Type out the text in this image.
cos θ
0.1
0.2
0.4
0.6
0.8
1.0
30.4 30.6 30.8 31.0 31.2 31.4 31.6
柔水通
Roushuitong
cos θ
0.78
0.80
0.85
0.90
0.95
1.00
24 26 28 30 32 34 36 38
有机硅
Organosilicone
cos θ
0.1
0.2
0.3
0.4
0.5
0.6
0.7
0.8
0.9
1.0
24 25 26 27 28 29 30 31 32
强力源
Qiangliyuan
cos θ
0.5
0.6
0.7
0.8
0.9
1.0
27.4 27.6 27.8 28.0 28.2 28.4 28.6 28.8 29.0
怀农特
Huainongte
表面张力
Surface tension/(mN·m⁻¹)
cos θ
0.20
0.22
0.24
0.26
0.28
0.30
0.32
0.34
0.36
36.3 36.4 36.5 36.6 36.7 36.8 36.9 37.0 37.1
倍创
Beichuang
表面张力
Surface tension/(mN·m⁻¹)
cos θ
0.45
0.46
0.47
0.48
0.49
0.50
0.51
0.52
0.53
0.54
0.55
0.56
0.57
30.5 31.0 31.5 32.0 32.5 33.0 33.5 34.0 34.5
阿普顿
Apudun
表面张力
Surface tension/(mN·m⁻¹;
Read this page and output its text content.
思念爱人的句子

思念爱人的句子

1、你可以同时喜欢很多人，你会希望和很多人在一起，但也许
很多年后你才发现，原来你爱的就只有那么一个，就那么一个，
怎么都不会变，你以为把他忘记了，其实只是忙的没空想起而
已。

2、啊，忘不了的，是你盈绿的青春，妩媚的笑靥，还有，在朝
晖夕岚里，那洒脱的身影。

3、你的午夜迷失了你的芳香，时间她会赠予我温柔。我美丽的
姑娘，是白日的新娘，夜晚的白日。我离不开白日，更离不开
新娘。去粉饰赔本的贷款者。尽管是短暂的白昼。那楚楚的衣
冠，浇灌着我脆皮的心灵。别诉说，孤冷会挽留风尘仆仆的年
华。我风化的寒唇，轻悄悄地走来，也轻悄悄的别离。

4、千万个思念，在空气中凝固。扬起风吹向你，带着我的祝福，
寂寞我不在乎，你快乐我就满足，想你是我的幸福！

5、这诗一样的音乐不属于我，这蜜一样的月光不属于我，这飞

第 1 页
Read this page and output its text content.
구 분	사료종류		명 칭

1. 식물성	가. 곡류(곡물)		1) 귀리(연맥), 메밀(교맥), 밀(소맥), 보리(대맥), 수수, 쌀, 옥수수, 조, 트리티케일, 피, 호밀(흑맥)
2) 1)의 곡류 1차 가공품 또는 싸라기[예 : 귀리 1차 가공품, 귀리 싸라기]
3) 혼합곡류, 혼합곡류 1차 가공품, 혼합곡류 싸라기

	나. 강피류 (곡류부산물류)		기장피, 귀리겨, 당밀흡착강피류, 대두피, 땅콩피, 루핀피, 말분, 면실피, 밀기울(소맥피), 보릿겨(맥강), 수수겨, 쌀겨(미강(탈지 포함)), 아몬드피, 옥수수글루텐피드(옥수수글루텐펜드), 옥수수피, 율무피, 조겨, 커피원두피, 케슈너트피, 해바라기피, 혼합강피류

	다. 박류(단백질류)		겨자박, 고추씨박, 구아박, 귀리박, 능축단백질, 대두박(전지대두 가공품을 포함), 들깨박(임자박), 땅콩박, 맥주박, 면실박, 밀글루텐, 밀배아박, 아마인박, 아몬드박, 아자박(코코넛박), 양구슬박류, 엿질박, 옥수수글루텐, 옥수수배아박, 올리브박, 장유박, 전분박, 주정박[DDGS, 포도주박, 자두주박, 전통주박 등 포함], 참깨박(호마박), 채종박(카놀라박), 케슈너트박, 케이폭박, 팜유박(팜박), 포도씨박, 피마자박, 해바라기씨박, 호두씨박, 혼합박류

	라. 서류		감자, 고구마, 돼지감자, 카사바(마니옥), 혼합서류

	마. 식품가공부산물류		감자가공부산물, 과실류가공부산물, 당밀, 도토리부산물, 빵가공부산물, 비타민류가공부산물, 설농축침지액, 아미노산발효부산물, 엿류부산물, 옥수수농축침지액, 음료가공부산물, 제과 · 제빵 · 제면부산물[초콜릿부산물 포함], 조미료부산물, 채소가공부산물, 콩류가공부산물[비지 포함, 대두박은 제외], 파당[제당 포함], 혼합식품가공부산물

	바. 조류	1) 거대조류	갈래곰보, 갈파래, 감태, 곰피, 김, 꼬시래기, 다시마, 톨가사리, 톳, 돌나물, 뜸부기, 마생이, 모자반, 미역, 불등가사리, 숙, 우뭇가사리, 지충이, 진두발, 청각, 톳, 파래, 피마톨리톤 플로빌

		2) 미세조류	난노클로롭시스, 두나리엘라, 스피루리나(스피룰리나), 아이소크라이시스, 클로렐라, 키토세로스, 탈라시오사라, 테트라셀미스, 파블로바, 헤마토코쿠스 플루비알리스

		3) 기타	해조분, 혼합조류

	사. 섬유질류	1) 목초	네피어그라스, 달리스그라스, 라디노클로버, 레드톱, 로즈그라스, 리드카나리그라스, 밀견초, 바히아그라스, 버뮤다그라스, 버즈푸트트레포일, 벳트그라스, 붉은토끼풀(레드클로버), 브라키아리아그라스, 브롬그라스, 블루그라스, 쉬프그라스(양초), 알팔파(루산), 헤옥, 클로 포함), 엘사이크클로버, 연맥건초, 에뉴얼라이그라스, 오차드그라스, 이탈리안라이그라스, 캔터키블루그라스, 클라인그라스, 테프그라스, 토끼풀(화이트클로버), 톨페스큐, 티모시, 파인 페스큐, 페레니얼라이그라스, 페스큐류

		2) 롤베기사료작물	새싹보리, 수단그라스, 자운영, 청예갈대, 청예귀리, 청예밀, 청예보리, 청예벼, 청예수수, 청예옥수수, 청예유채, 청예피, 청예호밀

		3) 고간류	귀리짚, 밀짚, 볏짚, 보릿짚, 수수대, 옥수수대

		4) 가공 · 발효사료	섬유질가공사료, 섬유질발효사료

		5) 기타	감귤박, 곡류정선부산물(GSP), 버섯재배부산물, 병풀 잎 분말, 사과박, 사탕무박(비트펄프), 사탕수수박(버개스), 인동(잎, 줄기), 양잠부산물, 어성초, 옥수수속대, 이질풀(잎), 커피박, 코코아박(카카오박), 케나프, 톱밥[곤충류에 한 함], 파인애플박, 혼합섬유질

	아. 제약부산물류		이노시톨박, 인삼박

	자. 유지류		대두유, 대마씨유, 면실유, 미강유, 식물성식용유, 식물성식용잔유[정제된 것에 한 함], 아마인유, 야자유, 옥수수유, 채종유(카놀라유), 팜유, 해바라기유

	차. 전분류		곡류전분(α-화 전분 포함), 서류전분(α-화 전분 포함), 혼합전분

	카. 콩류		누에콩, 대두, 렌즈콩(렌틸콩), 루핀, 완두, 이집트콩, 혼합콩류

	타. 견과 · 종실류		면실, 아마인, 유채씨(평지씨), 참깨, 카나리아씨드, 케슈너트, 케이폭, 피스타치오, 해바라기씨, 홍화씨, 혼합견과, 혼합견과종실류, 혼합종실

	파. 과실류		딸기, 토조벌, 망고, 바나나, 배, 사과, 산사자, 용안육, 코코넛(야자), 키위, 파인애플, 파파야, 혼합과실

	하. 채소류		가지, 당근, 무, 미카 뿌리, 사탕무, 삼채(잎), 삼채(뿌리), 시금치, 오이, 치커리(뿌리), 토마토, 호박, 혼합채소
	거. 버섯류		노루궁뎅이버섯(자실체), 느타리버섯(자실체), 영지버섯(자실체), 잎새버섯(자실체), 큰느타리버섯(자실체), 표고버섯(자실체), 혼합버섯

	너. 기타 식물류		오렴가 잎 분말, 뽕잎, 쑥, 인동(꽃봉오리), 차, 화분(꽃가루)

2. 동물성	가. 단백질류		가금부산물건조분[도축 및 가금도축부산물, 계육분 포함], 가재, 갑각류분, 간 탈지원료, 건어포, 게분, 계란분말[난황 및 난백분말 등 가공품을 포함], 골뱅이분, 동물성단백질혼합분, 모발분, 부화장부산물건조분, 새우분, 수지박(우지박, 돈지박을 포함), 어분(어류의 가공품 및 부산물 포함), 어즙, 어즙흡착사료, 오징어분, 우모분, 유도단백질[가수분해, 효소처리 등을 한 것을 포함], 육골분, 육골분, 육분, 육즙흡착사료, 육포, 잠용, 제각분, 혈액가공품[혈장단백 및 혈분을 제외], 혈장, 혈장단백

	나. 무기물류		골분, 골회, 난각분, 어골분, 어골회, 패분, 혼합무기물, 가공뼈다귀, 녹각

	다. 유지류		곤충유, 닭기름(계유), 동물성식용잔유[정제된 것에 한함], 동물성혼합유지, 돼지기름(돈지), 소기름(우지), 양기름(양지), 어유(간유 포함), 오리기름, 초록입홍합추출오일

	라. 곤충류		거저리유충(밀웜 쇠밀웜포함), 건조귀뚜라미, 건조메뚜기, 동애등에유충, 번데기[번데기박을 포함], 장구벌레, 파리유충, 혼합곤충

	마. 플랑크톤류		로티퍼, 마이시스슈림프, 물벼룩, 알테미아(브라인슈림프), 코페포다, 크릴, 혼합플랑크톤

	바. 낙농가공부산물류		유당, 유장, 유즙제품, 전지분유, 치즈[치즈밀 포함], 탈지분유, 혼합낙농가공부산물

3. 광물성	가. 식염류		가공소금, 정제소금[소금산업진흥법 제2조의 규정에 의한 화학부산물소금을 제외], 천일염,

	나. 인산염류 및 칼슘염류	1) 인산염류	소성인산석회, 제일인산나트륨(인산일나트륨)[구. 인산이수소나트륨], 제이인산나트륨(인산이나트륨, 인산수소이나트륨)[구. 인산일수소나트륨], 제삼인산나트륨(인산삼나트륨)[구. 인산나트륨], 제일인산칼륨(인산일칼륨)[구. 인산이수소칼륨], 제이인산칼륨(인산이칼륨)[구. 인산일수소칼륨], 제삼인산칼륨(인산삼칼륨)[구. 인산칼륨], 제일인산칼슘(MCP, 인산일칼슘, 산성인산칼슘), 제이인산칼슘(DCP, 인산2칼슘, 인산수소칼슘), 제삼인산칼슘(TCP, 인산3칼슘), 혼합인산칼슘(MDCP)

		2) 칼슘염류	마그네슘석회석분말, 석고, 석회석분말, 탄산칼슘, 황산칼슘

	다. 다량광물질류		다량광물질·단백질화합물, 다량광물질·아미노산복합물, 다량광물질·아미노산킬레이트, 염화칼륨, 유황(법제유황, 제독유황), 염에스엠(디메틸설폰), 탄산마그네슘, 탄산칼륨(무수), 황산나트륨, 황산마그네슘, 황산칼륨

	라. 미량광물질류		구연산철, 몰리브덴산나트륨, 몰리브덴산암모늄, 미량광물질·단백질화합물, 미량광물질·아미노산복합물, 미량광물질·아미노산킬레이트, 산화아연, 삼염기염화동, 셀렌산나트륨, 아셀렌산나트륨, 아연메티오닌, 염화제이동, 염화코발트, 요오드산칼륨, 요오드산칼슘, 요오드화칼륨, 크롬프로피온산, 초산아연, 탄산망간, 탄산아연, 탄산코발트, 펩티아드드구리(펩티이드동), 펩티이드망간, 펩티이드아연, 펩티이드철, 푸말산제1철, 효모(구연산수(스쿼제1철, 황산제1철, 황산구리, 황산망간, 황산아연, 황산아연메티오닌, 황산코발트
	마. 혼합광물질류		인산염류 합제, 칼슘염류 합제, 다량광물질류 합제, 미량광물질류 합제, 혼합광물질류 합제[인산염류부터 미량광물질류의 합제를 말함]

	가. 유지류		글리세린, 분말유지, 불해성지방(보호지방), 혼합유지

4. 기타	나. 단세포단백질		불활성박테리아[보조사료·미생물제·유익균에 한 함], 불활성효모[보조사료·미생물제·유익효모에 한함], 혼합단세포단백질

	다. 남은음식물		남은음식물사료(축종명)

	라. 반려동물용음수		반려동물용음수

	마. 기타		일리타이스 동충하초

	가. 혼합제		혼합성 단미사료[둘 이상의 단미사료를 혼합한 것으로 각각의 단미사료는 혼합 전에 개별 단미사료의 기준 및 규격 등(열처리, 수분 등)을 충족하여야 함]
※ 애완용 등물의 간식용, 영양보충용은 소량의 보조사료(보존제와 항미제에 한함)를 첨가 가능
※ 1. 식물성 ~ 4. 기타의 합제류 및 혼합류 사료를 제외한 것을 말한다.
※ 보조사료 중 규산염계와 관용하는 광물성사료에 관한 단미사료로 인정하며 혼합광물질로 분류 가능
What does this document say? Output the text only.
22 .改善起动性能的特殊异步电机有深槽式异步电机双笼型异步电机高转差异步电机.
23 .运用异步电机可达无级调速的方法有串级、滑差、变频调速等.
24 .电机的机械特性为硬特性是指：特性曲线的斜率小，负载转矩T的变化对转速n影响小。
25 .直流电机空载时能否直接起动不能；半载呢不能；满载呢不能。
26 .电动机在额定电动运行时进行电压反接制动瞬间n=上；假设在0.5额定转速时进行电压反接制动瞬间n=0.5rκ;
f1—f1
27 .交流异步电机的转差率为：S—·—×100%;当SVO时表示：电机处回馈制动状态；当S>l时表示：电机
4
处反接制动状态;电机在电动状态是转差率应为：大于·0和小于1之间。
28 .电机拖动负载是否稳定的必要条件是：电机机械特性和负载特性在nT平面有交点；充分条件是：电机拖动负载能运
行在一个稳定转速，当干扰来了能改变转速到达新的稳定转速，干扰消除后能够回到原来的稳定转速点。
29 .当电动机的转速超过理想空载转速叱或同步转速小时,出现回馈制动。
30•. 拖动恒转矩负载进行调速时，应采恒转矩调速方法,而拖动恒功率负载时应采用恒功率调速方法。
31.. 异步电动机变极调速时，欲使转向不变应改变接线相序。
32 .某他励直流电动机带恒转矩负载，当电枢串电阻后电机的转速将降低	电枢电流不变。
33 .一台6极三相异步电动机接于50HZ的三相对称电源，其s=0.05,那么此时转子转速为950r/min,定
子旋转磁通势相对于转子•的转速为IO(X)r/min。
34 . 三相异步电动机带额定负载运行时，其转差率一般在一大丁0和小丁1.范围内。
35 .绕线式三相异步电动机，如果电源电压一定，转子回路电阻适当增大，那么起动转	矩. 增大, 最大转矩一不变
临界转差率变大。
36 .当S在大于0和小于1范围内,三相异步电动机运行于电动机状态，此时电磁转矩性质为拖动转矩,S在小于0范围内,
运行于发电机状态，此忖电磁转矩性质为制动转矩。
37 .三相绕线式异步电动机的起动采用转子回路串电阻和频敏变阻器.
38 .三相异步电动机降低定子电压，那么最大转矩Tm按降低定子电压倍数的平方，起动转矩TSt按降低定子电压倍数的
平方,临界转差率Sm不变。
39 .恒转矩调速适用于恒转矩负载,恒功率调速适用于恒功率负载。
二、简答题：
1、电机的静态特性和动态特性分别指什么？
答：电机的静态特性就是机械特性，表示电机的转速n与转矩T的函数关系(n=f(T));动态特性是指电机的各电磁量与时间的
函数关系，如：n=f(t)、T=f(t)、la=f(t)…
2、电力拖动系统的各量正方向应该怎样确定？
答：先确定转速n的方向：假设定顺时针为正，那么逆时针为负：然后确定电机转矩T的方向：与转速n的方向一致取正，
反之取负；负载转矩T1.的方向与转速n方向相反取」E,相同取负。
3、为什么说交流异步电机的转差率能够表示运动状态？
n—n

____

Extract from the material all lines containing the string "this".

Type out the text in this image.
Read this page and output its text content.
Read this page and output its text content.
What does this document say? Output the text only.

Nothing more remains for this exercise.